--- BEGIN Data section ---

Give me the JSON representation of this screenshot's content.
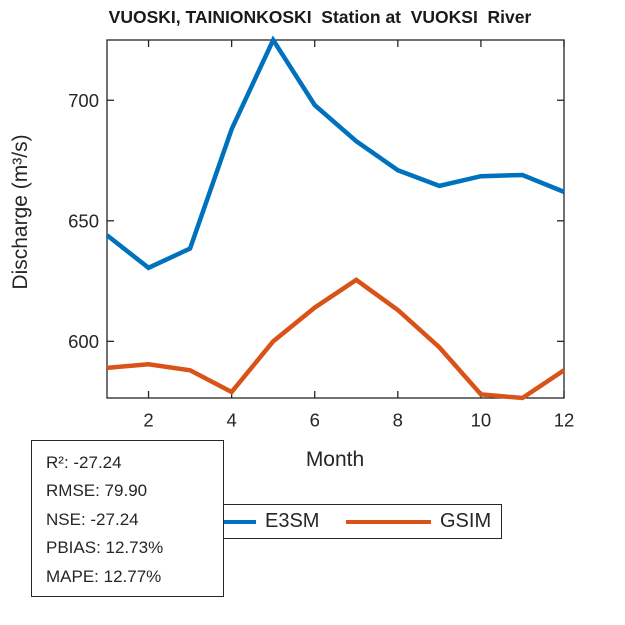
{
  "chart_data": {
    "type": "line",
    "title": "VUOSKI, TAINIONKOSKI  Station at  VUOKSI  River",
    "xlabel": "Month",
    "ylabel": "Discharge (m³/s)",
    "x": [
      1,
      2,
      3,
      4,
      5,
      6,
      7,
      8,
      9,
      10,
      11,
      12
    ],
    "series": [
      {
        "name": "E3SM",
        "color": "#0072BD",
        "values": [
          644,
          630.5,
          638.5,
          688,
          725,
          698,
          683,
          671,
          664.5,
          668.5,
          669,
          662
        ]
      },
      {
        "name": "GSIM",
        "color": "#D95319",
        "values": [
          589,
          590.5,
          588,
          579,
          600,
          614,
          625.5,
          613,
          597.5,
          578,
          576.5,
          588
        ]
      }
    ],
    "xlim": [
      1,
      12
    ],
    "ylim": [
      576.5,
      725
    ],
    "xticks": [
      2,
      4,
      6,
      8,
      10,
      12
    ],
    "yticks": [
      600,
      650,
      700
    ],
    "grid": false,
    "legend_position": "south-below-axes"
  },
  "stats_box": {
    "lines": [
      "R²: -27.24",
      "RMSE: 79.90",
      "NSE: -27.24",
      "PBIAS: 12.73%",
      "MAPE: 12.77%"
    ]
  },
  "legend": {
    "items": [
      {
        "label": "E3SM",
        "color": "#0072BD"
      },
      {
        "label": "GSIM",
        "color": "#D95319"
      }
    ]
  },
  "colors": {
    "axis": "#262626",
    "text": "#262626",
    "background": "#ffffff",
    "series_blue": "#0072BD",
    "series_orange": "#D95319"
  }
}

--- END Data section ---

# Task to carry out:
Quote the material word for word, dropping any images it holds.

# Written response:
Give me the JSON representation of this screenshot's content.
{
  "chart_data": {
    "type": "line",
    "title": "VUOSKI, TAINIONKOSKI  Station at  VUOKSI  River",
    "xlabel": "Month",
    "ylabel": "Discharge (m³/s)",
    "x": [
      1,
      2,
      3,
      4,
      5,
      6,
      7,
      8,
      9,
      10,
      11,
      12
    ],
    "series": [
      {
        "name": "E3SM",
        "color": "#0072BD",
        "values": [
          644,
          630.5,
          638.5,
          688,
          725,
          698,
          683,
          671,
          664.5,
          668.5,
          669,
          662
        ]
      },
      {
        "name": "GSIM",
        "color": "#D95319",
        "values": [
          589,
          590.5,
          588,
          579,
          600,
          614,
          625.5,
          613,
          597.5,
          578,
          576.5,
          588
        ]
      }
    ],
    "xlim": [
      1,
      12
    ],
    "ylim": [
      576.5,
      725
    ],
    "xticks": [
      2,
      4,
      6,
      8,
      10,
      12
    ],
    "yticks": [
      600,
      650,
      700
    ],
    "grid": false,
    "legend_position": "south-below-axes"
  },
  "stats_box": {
    "lines": [
      "R²: -27.24",
      "RMSE: 79.90",
      "NSE: -27.24",
      "PBIAS: 12.73%",
      "MAPE: 12.77%"
    ]
  },
  "legend": {
    "items": [
      {
        "label": "E3SM",
        "color": "#0072BD"
      },
      {
        "label": "GSIM",
        "color": "#D95319"
      }
    ]
  },
  "colors": {
    "axis": "#262626",
    "text": "#262626",
    "background": "#ffffff",
    "series_blue": "#0072BD",
    "series_orange": "#D95319"
  }
}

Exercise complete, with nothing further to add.